◆ EXERCISE MATERIALS ◆
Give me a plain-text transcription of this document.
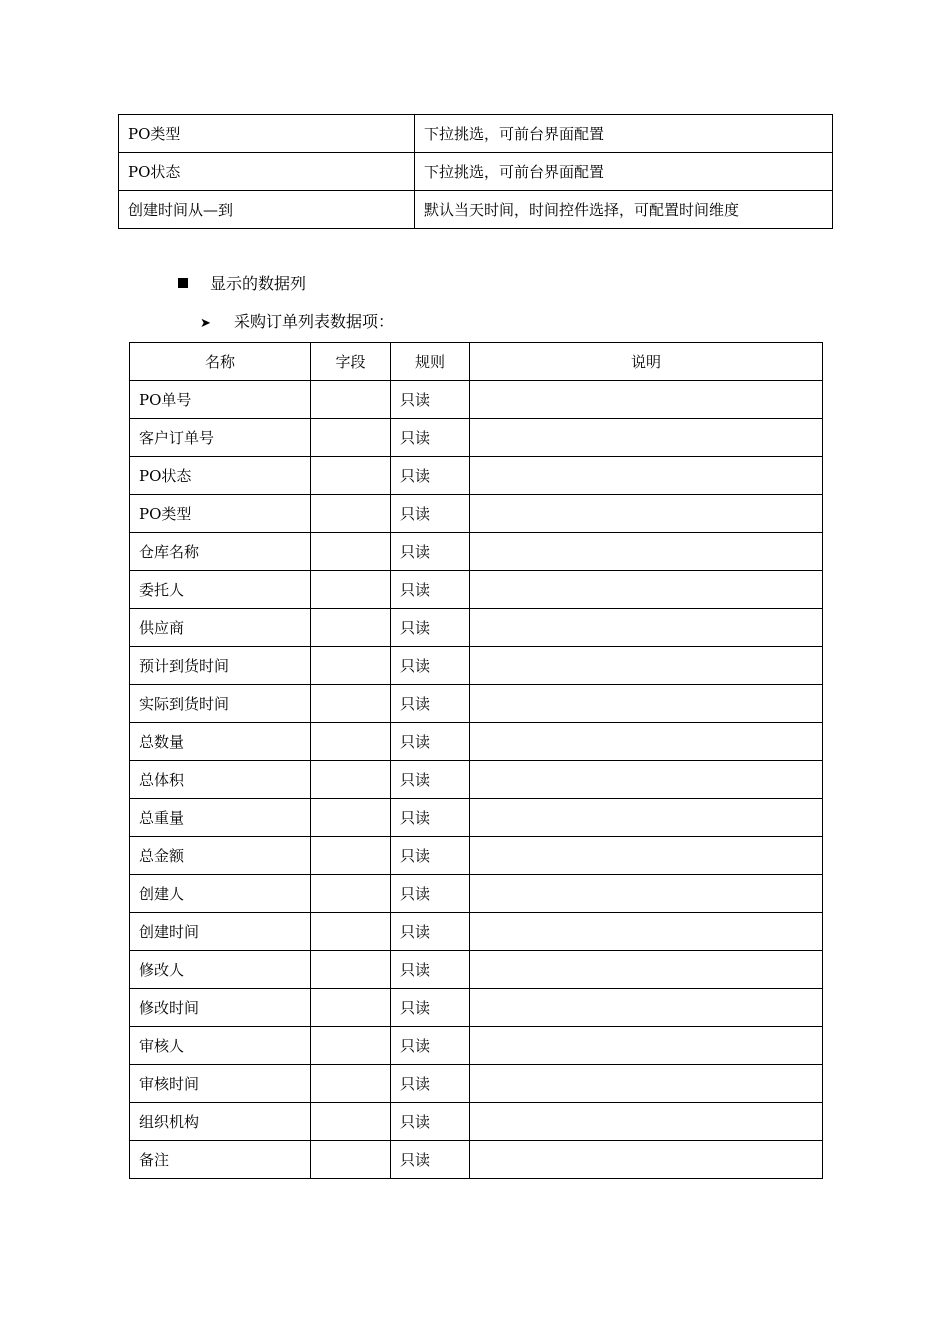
PO类型	下拉挑选，可前台界面配置
PO状态	下拉挑选，可前台界面配置
创建时间从—到	默认当天时间，时间控件选择，可配置时间维度
显示的数据列
➤ 采购订单列表数据项：
名称	字段	规则	说明
PO单号		只读	
客户订单号		只读	
PO状态		只读	
PO类型		只读	
仓库名称		只读	
委托人		只读	
供应商		只读	
预计到货时间		只读	
实际到货时间		只读	
总数量		只读	
总体积		只读	
总重量		只读	
总金额		只读	
创建人		只读	
创建时间		只读	
修改人		只读	
修改时间		只读	
审核人		只读	
审核时间		只读	
组织机构		只读	
备注		只读	
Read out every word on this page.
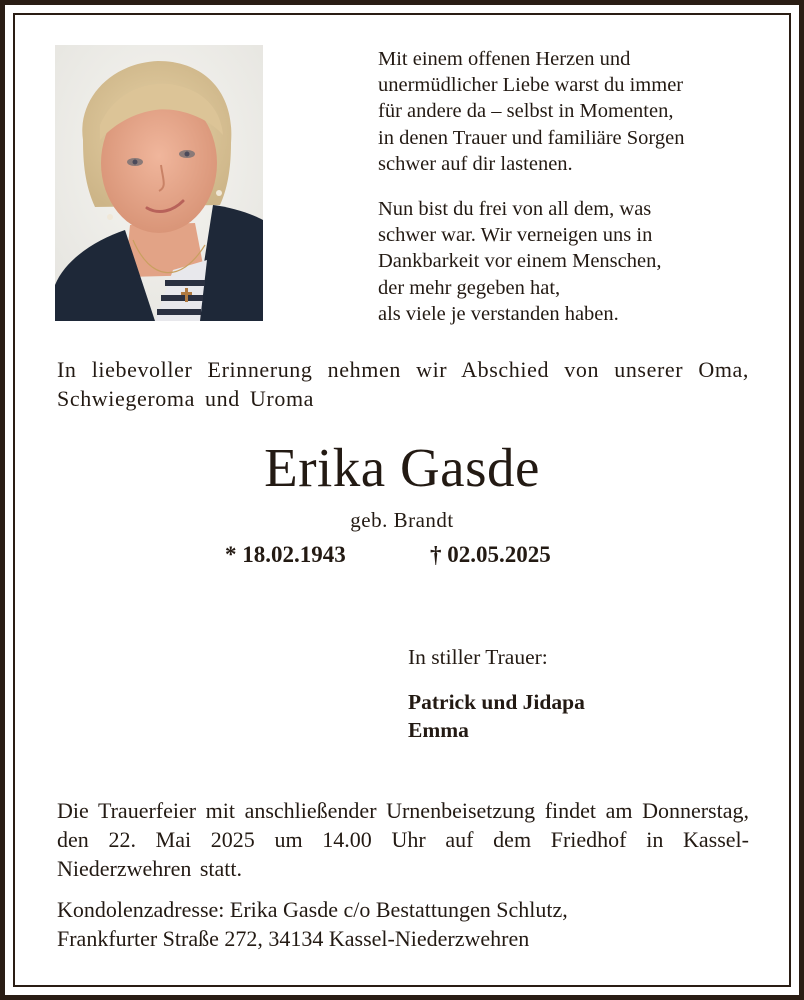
Mit einem offenen Herzen und
unermüdlicher Liebe warst du immer
für andere da – selbst in Momenten,
in denen Trauer und familiäre Sorgen
schwer auf dir lastenen.

Nun bist du frei von all dem, was
schwer war. Wir verneigen uns in
Dankbarkeit vor einem Menschen,
der mehr gegeben hat,
als viele je verstanden haben.

In liebevoller Erinnerung nehmen wir Abschied von unserer Oma, Schwiegeroma und Uroma
Erika Gasde
geb. Brandt
* 18.02.1943	† 02.05.2025
In stiller Trauer:
Patrick und Jidapa
Emma
Die Trauerfeier mit anschließender Urnenbeisetzung findet am Donnerstag, den 22. Mai 2025 um 14.00 Uhr auf dem Friedhof in Kassel-Niederzwehren statt.
Kondolenzadresse: Erika Gasde c/o Bestattungen Schlutz,
Frankfurter Straße 272, 34134 Kassel-Niederzwehren
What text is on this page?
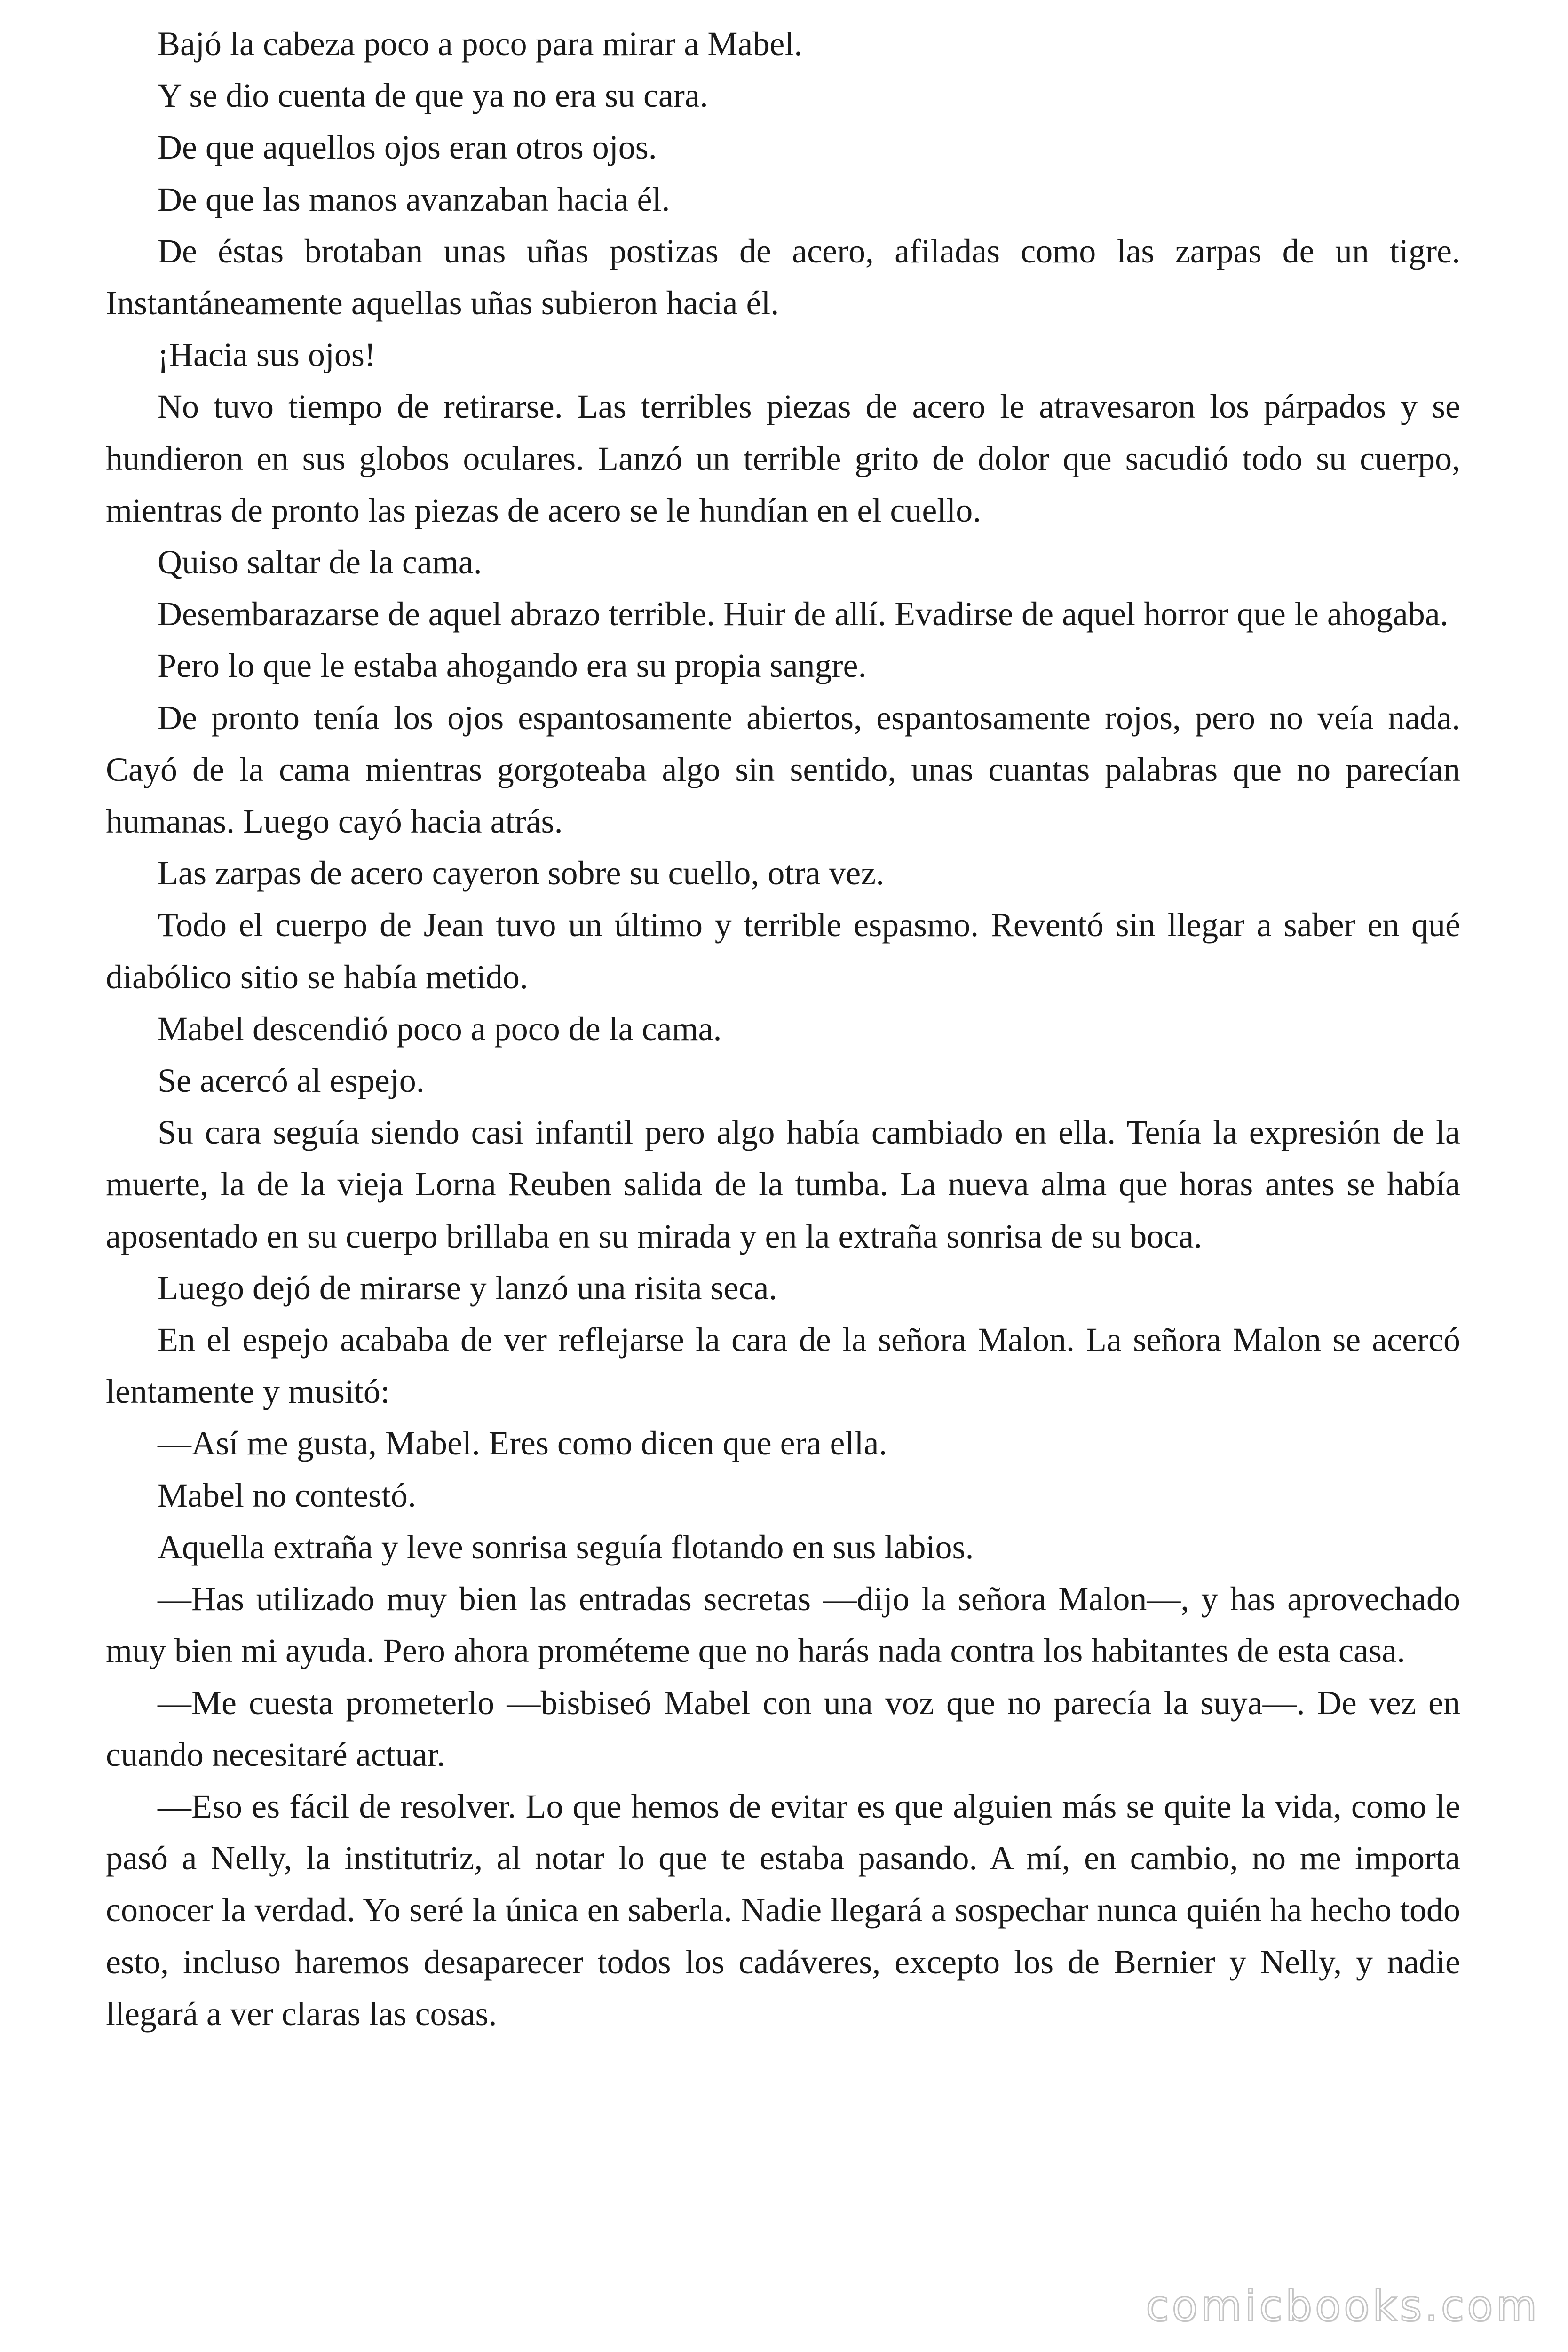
Bajó la cabeza poco a poco para mirar a Mabel.

Y se dio cuenta de que ya no era su cara.

De que aquellos ojos eran otros ojos.

De que las manos avanzaban hacia él.

De éstas brotaban unas uñas postizas de acero, afiladas como las zarpas de un tigre. Instantáneamente aquellas uñas subieron hacia él.

¡Hacia sus ojos!

No tuvo tiempo de retirarse. Las terribles piezas de acero le atravesaron los párpados y se hundieron en sus globos oculares. Lanzó un terrible grito de dolor que sacudió todo su cuerpo, mientras de pronto las piezas de acero se le hundían en el cuello.

Quiso saltar de la cama.

Desembarazarse de aquel abrazo terrible. Huir de allí. Evadirse de aquel horror que le ahogaba.

Pero lo que le estaba ahogando era su propia sangre.

De pronto tenía los ojos espantosamente abiertos, espantosamente rojos, pero no veía nada. Cayó de la cama mientras gorgoteaba algo sin sentido, unas cuantas palabras que no parecían humanas. Luego cayó hacia atrás.

Las zarpas de acero cayeron sobre su cuello, otra vez.

Todo el cuerpo de Jean tuvo un último y terrible espasmo. Reventó sin llegar a saber en qué diabólico sitio se había metido.

Mabel descendió poco a poco de la cama.

Se acercó al espejo.

Su cara seguía siendo casi infantil pero algo había cambiado en ella. Tenía la expresión de la muerte, la de la vieja Lorna Reuben salida de la tumba. La nueva alma que horas antes se había aposentado en su cuerpo brillaba en su mirada y en la extraña sonrisa de su boca.

Luego dejó de mirarse y lanzó una risita seca.

En el espejo acababa de ver reflejarse la cara de la señora Malon. La señora Malon se acercó lentamente y musitó:

—Así me gusta, Mabel. Eres como dicen que era ella.

Mabel no contestó.

Aquella extraña y leve sonrisa seguía flotando en sus labios.

—Has utilizado muy bien las entradas secretas —dijo la señora Malon—, y has aprovechado muy bien mi ayuda. Pero ahora prométeme que no harás nada contra los habitantes de esta casa.

—Me cuesta prometerlo —bisbiseó Mabel con una voz que no parecía la suya—. De vez en cuando necesitaré actuar.

—Eso es fácil de resolver. Lo que hemos de evitar es que alguien más se quite la vida, como le pasó a Nelly, la institutriz, al notar lo que te estaba pasando. A mí, en cambio, no me importa conocer la verdad. Yo seré la única en saberla. Nadie llegará a sospechar nunca quién ha hecho todo esto, incluso haremos desaparecer todos los cadáveres, excepto los de Bernier y Nelly, y nadie llegará a ver claras las cosas.

comicbooks.com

◆ TASK ◆
From the entries above, copy every line that holds the word "tuvo".

◆ EXERCISE ANSWER ◆
No tuvo tiempo de retirarse. Las terribles piezas de acero le atravesaron los párpados y se hundieron en sus globos oculares. Lanzó un terrible grito de dolor que sacudió todo su cuerpo, mientras de pronto las piezas de acero se le hundían en el cuello.
Todo el cuerpo de Jean tuvo un último y terrible espasmo. Reventó sin llegar a saber en qué diabólico sitio se había metido.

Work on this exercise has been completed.